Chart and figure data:
_ _ _
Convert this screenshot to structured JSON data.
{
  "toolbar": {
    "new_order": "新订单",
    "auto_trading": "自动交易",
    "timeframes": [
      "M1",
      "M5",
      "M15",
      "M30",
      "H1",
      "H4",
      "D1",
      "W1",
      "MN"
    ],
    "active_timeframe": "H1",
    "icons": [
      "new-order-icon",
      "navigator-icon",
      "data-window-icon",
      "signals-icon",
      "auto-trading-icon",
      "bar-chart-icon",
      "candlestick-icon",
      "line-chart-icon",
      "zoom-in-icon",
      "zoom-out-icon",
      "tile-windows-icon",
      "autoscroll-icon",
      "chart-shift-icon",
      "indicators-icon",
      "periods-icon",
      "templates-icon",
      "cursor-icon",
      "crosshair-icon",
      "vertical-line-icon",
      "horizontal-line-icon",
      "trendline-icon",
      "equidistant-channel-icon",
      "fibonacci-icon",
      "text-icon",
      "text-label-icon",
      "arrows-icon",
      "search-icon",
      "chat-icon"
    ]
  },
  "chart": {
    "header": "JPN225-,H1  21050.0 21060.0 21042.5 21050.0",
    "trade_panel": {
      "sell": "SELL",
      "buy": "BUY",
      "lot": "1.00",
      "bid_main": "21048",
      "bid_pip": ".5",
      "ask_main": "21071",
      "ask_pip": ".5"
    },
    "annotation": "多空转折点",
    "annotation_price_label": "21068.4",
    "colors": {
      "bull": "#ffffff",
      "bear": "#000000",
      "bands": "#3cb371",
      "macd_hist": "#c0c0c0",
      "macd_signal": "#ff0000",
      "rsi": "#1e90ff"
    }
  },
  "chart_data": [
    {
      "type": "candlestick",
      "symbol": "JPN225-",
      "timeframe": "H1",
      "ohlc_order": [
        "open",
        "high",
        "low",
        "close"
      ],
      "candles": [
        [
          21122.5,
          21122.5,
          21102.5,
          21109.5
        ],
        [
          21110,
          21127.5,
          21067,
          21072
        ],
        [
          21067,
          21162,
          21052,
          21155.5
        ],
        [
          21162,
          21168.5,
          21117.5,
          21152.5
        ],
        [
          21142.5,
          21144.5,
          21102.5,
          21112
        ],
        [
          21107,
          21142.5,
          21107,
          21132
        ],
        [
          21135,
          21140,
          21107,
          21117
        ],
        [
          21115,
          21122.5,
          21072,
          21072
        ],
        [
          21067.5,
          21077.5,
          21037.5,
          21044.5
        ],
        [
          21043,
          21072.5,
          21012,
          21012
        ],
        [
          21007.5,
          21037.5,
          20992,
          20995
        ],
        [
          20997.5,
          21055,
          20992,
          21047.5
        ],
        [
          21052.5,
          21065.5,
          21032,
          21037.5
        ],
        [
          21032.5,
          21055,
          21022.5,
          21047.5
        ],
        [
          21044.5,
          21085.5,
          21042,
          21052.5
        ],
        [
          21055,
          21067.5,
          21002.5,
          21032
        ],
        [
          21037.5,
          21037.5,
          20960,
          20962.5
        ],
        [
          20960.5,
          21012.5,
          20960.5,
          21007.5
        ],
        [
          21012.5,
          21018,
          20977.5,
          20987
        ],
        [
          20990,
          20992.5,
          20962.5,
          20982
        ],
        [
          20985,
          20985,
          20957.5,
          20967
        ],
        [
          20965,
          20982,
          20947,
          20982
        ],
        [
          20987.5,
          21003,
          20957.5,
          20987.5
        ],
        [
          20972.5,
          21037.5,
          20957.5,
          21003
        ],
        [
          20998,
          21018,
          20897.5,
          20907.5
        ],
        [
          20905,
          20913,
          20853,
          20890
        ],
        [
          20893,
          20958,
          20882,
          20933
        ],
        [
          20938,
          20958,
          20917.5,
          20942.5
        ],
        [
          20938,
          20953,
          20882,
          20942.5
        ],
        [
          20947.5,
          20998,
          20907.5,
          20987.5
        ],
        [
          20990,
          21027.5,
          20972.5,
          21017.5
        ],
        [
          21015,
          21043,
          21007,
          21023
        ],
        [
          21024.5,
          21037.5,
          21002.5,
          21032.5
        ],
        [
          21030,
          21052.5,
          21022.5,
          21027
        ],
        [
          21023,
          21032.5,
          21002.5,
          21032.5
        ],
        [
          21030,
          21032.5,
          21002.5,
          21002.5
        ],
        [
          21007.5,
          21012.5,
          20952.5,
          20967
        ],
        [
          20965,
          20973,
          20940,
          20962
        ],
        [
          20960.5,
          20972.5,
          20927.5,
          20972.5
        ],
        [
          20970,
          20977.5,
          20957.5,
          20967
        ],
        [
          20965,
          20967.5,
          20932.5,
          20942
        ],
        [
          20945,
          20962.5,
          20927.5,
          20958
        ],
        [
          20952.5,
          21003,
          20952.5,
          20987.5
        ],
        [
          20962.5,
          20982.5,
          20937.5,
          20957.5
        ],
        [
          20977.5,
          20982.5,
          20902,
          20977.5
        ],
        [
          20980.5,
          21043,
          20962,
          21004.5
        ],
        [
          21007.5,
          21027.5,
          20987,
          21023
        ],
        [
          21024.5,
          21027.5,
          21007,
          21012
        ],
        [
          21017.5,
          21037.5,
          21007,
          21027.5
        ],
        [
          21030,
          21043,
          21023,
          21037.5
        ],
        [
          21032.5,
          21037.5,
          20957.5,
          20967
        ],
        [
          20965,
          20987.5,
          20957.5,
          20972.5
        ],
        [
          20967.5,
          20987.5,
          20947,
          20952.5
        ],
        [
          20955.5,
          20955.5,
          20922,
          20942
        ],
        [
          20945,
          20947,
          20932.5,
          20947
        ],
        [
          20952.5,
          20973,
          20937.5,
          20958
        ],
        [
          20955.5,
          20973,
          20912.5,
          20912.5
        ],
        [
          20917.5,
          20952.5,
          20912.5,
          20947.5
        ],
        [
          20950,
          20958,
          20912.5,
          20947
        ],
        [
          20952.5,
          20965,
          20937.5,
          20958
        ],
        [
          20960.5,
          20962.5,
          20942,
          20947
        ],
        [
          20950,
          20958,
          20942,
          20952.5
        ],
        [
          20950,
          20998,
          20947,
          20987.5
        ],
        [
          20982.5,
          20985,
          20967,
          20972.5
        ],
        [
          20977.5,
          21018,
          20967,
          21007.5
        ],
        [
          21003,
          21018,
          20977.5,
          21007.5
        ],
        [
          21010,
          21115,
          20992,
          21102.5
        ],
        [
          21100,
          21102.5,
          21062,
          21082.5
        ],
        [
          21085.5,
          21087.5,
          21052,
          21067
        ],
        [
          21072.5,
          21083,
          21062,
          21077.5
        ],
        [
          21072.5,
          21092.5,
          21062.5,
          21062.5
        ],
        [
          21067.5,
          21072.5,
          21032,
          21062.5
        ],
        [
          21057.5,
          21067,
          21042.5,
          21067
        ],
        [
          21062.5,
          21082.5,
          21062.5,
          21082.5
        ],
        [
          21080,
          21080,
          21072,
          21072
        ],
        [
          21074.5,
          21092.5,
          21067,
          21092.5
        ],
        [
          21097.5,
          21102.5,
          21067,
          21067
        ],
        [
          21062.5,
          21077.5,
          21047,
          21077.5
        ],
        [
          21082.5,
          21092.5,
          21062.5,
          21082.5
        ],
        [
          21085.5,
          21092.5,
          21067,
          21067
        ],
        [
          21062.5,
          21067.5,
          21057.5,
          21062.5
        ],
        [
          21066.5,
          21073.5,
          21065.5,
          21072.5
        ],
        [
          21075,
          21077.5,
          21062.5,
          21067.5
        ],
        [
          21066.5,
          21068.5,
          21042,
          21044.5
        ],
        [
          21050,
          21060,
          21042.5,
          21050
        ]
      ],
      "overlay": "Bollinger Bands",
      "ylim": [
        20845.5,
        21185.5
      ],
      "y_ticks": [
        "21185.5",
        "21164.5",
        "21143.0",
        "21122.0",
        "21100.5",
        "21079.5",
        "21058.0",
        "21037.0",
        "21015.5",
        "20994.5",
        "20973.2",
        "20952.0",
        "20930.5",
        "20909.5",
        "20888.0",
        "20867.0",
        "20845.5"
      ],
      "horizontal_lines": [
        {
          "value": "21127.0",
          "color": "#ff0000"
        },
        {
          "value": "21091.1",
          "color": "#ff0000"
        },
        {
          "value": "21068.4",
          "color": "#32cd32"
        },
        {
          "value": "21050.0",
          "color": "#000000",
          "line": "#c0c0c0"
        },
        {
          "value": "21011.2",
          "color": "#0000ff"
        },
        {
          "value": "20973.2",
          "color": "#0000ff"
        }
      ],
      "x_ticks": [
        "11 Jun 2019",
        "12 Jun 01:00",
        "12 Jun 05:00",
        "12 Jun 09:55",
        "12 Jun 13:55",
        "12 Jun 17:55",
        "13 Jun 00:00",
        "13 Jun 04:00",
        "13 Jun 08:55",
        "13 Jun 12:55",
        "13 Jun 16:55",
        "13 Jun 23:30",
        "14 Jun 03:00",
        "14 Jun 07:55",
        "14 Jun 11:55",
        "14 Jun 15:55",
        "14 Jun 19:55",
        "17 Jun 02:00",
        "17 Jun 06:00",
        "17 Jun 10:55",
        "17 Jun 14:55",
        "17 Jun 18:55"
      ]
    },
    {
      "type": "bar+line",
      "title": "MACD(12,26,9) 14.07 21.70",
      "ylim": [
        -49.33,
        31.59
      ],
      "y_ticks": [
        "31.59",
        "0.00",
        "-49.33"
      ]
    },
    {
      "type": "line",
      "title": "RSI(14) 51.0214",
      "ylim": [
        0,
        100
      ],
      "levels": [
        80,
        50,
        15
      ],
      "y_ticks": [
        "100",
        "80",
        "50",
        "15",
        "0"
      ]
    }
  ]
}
_ _ _
Set task » Which lines above contain the word "title"? Copy each of them.

Output of the task »
      "title": "MACD(12,26,9) 14.07 21.70",
      "title": "RSI(14) 51.0214",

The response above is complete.